TASK DIRECTIONS =>
Go through the entries below and copy each line containing the word "Presets".

◇ ◇ ◇ ◇ ◇

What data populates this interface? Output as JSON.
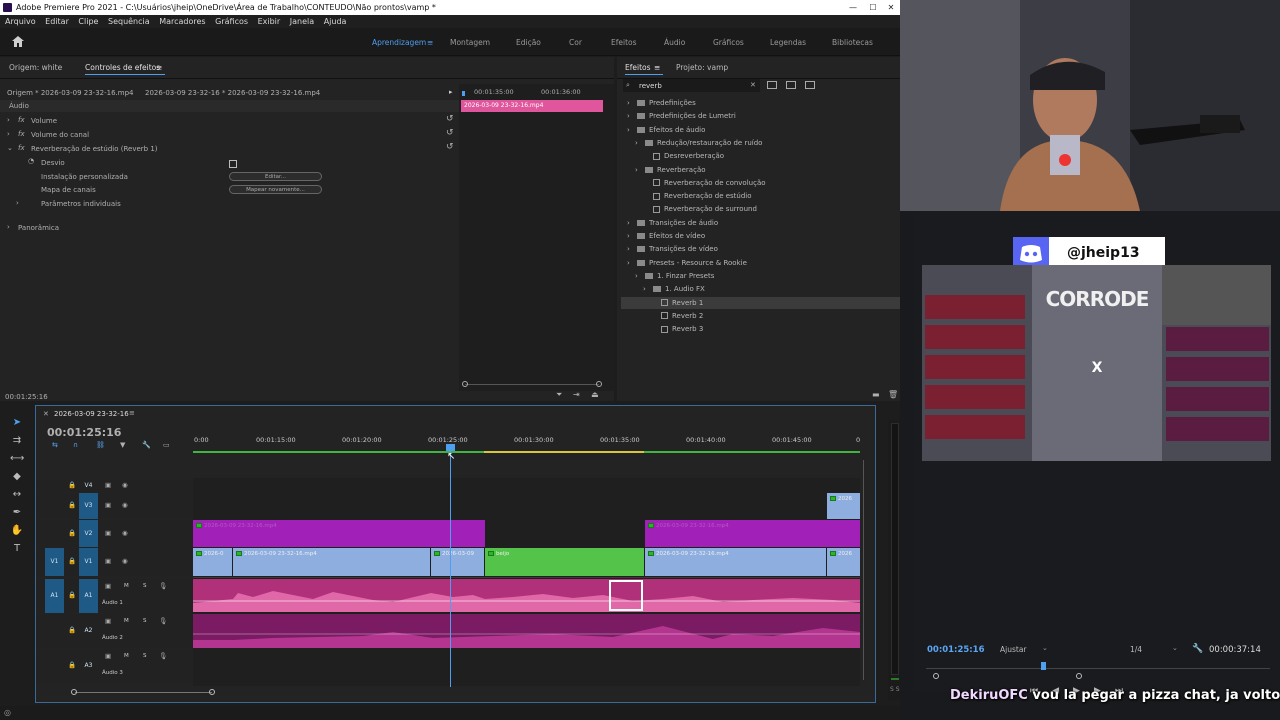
{
  "window": {
    "title": "Adobe Premiere Pro 2021 - C:\\Usuários\\jheip\\OneDrive\\Área de Trabalho\\CONTEUDO\\Não prontos\\vamp *",
    "controls": [
      "—",
      "☐",
      "✕"
    ]
  },
  "menu": [
    "Arquivo",
    "Editar",
    "Clipe",
    "Sequência",
    "Marcadores",
    "Gráficos",
    "Exibir",
    "Janela",
    "Ajuda"
  ],
  "workspaces": [
    {
      "label": "Aprendizagem",
      "active": true
    },
    {
      "label": "Montagem"
    },
    {
      "label": "Edição"
    },
    {
      "label": "Cor"
    },
    {
      "label": "Efeitos"
    },
    {
      "label": "Áudio"
    },
    {
      "label": "Gráficos"
    },
    {
      "label": "Legendas"
    },
    {
      "label": "Bibliotecas"
    }
  ],
  "effect_controls": {
    "tab_source": "Origem: white",
    "tab_active": "Controles de efeitos",
    "source_clip": "Origem * 2026-03-09 23-32-16.mp4",
    "seq_clip": "2026-03-09 23-32-16 * 2026-03-09 23-32-16.mp4",
    "section": "Áudio",
    "effects": [
      {
        "name": "Volume"
      },
      {
        "name": "Volume do canal"
      },
      {
        "name": "Reverberação de estúdio (Reverb 1)"
      }
    ],
    "params": [
      {
        "label": "Desvio"
      },
      {
        "label": "Instalação personalizada",
        "button": "Editar..."
      },
      {
        "label": "Mapa de canais",
        "button": "Mapear novamente..."
      },
      {
        "label": "Parâmetros individuais"
      }
    ],
    "panoramica": "Panorâmica",
    "mini_time_1": "00:01:35:00",
    "mini_time_2": "00:01:36:00",
    "mini_clip": "2026-03-09 23-32-16.mp4",
    "timecode": "00:01:25:16"
  },
  "effects_panel": {
    "tab_active": "Efeitos",
    "tab_project": "Projeto: vamp",
    "search": "reverb",
    "tree": [
      {
        "label": "Predefinições",
        "level": 0,
        "type": "folder"
      },
      {
        "label": "Predefinições de Lumetri",
        "level": 0,
        "type": "folder"
      },
      {
        "label": "Efeitos de áudio",
        "level": 0,
        "type": "folder"
      },
      {
        "label": "Redução/restauração de ruído",
        "level": 1,
        "type": "folder"
      },
      {
        "label": "Desreverberação",
        "level": 2,
        "type": "fx"
      },
      {
        "label": "Reverberação",
        "level": 1,
        "type": "folder"
      },
      {
        "label": "Reverberação de convolução",
        "level": 2,
        "type": "fx"
      },
      {
        "label": "Reverberação de estúdio",
        "level": 2,
        "type": "fx"
      },
      {
        "label": "Reverberação de surround",
        "level": 2,
        "type": "fx"
      },
      {
        "label": "Transições de áudio",
        "level": 0,
        "type": "folder"
      },
      {
        "label": "Efeitos de vídeo",
        "level": 0,
        "type": "folder"
      },
      {
        "label": "Transições de vídeo",
        "level": 0,
        "type": "folder"
      },
      {
        "label": "Presets - Resource & Rookie",
        "level": 0,
        "type": "folder"
      },
      {
        "label": "1. Finzar Presets",
        "level": 1,
        "type": "folder"
      },
      {
        "label": "1. Audio FX",
        "level": 2,
        "type": "folder"
      },
      {
        "label": "Reverb 1",
        "level": 3,
        "type": "fx",
        "selected": true
      },
      {
        "label": "Reverb 2",
        "level": 3,
        "type": "fx"
      },
      {
        "label": "Reverb 3",
        "level": 3,
        "type": "fx"
      }
    ]
  },
  "timeline": {
    "sequence_name": "2026-03-09 23-32-16",
    "timecode": "00:01:25:16",
    "ruler": [
      "0:00",
      "00:01:15:00",
      "00:01:20:00",
      "00:01:25:00",
      "00:01:30:00",
      "00:01:35:00",
      "00:01:40:00",
      "00:01:45:00",
      "0"
    ],
    "tracks": [
      {
        "id": "V4"
      },
      {
        "id": "V3"
      },
      {
        "id": "V2"
      },
      {
        "id": "V1",
        "src": "V1"
      },
      {
        "id": "A1",
        "src": "A1",
        "name": "Áudio 1",
        "m": "M",
        "s": "S"
      },
      {
        "id": "A2",
        "name": "Áudio 2",
        "m": "M",
        "s": "S"
      },
      {
        "id": "A3",
        "name": "Áudio 3",
        "m": "M",
        "s": "S"
      }
    ],
    "clips_v1": [
      "2026-0",
      "2026-03-09 23-32-16.mp4",
      "2026-03-09",
      "beijo",
      "2026-03-09 23-32-16.mp4",
      "2026"
    ],
    "clip_v3": "2026",
    "clip_v2": [
      "2026-03-09 23-32-16.mp4",
      "2026-03-09 23-32-16.mp4"
    ]
  },
  "program": {
    "timecode": "00:01:25:16",
    "fit": "Ajustar",
    "resolution": "1/4",
    "duration": "00:00:37:14"
  },
  "stream": {
    "discord_handle": "@jheip13",
    "game_title": "CORRODE",
    "caption_user": "DekiruOFC",
    "caption_text": "vou la pegar a pizza chat, ja volto"
  },
  "colors": {
    "accent_blue": "#4e9ff0",
    "video_clip": "#8eaee0",
    "v2_clip": "#a020b8",
    "beijo_clip": "#54c34a",
    "audio_clip": "#b0307a",
    "selected_clip": "#e0569c"
  }
}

◇ ◇ ◇ ◇ ◇

TASK RESPONSE =>
        "label": "Presets - Resource & Rookie",
        "label": "1. Finzar Presets",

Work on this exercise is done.